### [Your task]
From the entries below, gather each line containing the word "Serial".

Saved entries
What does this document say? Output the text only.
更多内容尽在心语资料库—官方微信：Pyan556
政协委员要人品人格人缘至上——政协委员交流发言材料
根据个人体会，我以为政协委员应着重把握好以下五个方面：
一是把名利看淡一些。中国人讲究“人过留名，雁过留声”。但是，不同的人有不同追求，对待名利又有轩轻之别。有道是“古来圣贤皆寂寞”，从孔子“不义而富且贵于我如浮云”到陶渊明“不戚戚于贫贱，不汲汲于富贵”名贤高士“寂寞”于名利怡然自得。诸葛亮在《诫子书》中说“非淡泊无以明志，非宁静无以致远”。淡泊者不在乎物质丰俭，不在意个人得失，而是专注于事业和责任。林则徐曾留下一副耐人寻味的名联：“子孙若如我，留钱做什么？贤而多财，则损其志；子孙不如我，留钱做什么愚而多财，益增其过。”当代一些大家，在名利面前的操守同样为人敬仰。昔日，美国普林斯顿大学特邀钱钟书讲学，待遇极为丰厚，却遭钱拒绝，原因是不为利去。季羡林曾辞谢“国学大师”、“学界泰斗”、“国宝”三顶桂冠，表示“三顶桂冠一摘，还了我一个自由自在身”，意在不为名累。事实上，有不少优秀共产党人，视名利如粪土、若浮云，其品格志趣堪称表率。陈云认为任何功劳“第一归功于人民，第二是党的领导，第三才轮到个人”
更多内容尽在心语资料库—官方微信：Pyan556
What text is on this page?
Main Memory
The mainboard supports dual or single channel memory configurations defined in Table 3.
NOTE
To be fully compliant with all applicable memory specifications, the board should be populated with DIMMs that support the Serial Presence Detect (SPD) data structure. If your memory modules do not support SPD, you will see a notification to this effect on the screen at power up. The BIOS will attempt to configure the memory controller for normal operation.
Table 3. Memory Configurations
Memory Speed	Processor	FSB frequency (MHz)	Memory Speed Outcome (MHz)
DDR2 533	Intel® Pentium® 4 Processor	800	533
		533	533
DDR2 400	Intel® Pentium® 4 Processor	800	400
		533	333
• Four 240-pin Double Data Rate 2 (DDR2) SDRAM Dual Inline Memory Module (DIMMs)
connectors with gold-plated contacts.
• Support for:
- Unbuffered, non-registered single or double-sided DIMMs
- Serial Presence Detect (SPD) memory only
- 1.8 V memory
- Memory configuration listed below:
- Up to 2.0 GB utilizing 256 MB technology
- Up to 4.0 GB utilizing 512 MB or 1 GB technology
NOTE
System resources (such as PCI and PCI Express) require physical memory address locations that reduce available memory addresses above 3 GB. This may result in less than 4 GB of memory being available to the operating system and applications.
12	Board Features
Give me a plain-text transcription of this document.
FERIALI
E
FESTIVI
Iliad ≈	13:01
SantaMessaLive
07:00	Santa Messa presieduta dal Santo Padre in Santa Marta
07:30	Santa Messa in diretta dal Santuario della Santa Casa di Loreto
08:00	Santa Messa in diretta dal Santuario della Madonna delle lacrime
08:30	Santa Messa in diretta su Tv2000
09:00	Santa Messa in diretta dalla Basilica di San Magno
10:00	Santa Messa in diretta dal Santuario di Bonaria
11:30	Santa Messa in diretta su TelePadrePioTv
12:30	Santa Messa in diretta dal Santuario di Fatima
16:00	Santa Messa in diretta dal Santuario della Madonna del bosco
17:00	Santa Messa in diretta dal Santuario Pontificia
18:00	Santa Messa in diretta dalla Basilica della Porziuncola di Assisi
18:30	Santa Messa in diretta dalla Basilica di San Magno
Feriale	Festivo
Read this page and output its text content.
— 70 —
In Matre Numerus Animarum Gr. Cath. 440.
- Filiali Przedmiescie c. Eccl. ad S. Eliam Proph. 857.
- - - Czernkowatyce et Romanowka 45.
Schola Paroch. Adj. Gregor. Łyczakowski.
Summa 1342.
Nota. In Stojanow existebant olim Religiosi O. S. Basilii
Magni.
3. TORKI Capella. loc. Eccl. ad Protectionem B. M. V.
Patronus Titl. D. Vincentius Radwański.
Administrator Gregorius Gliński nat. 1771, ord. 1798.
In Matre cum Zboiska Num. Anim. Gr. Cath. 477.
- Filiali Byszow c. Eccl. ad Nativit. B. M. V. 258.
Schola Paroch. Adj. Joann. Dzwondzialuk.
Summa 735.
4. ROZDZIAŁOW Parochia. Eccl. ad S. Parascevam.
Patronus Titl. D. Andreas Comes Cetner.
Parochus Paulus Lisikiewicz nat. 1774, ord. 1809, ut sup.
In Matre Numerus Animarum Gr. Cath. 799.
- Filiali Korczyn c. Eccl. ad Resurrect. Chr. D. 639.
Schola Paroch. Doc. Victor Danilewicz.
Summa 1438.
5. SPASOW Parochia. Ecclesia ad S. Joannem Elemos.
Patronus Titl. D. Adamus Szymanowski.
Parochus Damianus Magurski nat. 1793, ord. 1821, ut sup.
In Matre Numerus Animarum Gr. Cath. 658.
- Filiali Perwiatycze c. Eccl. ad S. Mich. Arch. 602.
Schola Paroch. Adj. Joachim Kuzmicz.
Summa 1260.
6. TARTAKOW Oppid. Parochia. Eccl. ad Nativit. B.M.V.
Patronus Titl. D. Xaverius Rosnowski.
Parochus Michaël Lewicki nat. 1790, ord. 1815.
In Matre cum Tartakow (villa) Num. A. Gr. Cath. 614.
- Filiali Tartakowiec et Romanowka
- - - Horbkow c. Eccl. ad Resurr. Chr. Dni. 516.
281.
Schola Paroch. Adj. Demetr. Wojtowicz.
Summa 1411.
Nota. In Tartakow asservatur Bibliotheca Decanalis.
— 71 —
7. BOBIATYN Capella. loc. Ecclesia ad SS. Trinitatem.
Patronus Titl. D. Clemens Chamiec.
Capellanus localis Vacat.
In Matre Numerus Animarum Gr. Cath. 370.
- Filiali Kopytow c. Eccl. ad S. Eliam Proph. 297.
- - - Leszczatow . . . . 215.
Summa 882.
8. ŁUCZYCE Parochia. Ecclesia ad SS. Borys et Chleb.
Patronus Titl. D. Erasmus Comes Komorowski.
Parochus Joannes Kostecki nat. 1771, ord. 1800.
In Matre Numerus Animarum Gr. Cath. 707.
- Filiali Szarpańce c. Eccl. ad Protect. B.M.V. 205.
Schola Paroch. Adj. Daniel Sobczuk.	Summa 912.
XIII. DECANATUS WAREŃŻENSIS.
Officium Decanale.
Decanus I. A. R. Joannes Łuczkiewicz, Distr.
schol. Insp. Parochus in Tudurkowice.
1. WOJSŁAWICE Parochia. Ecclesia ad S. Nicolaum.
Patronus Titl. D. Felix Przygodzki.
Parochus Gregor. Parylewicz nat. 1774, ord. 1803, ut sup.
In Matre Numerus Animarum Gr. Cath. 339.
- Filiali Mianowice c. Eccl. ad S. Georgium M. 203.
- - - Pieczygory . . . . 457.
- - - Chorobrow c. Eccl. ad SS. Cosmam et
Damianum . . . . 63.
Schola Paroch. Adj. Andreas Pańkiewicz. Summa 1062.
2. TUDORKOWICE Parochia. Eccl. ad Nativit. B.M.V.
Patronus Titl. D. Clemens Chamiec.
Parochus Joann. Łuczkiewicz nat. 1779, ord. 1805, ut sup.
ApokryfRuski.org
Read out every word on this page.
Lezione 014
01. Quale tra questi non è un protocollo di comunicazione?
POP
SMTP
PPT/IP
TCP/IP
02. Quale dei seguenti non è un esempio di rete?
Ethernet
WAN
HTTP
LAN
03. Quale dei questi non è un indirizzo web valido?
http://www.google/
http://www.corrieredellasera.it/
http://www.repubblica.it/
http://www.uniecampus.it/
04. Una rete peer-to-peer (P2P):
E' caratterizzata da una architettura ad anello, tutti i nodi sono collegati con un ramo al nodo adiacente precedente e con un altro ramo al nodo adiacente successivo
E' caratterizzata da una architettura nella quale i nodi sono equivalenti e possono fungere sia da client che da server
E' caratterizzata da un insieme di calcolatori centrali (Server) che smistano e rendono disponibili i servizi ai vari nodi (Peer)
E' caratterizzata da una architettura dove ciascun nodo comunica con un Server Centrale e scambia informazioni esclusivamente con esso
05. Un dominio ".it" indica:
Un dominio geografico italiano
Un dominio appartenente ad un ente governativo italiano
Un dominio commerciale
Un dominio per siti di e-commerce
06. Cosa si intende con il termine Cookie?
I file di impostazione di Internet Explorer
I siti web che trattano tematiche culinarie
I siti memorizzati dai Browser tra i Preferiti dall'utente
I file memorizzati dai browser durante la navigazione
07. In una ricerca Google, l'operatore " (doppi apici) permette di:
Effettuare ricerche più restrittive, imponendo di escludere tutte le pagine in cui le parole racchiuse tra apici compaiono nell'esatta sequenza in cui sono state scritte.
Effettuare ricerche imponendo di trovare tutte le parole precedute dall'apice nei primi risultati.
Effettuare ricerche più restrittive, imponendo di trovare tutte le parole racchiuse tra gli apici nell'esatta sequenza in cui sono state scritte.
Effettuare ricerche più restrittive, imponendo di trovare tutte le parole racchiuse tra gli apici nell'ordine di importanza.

### [Exercise response]
To be fully compliant with all applicable memory specifications, the board should be populated with DIMMs that support the Serial Presence Detect (SPD) data structure. If your memory modules do not support SPD, you will see a notification to this effect on the screen at power up. The BIOS will attempt to configure the memory controller for normal operation.
- Serial Presence Detect (SPD) memory only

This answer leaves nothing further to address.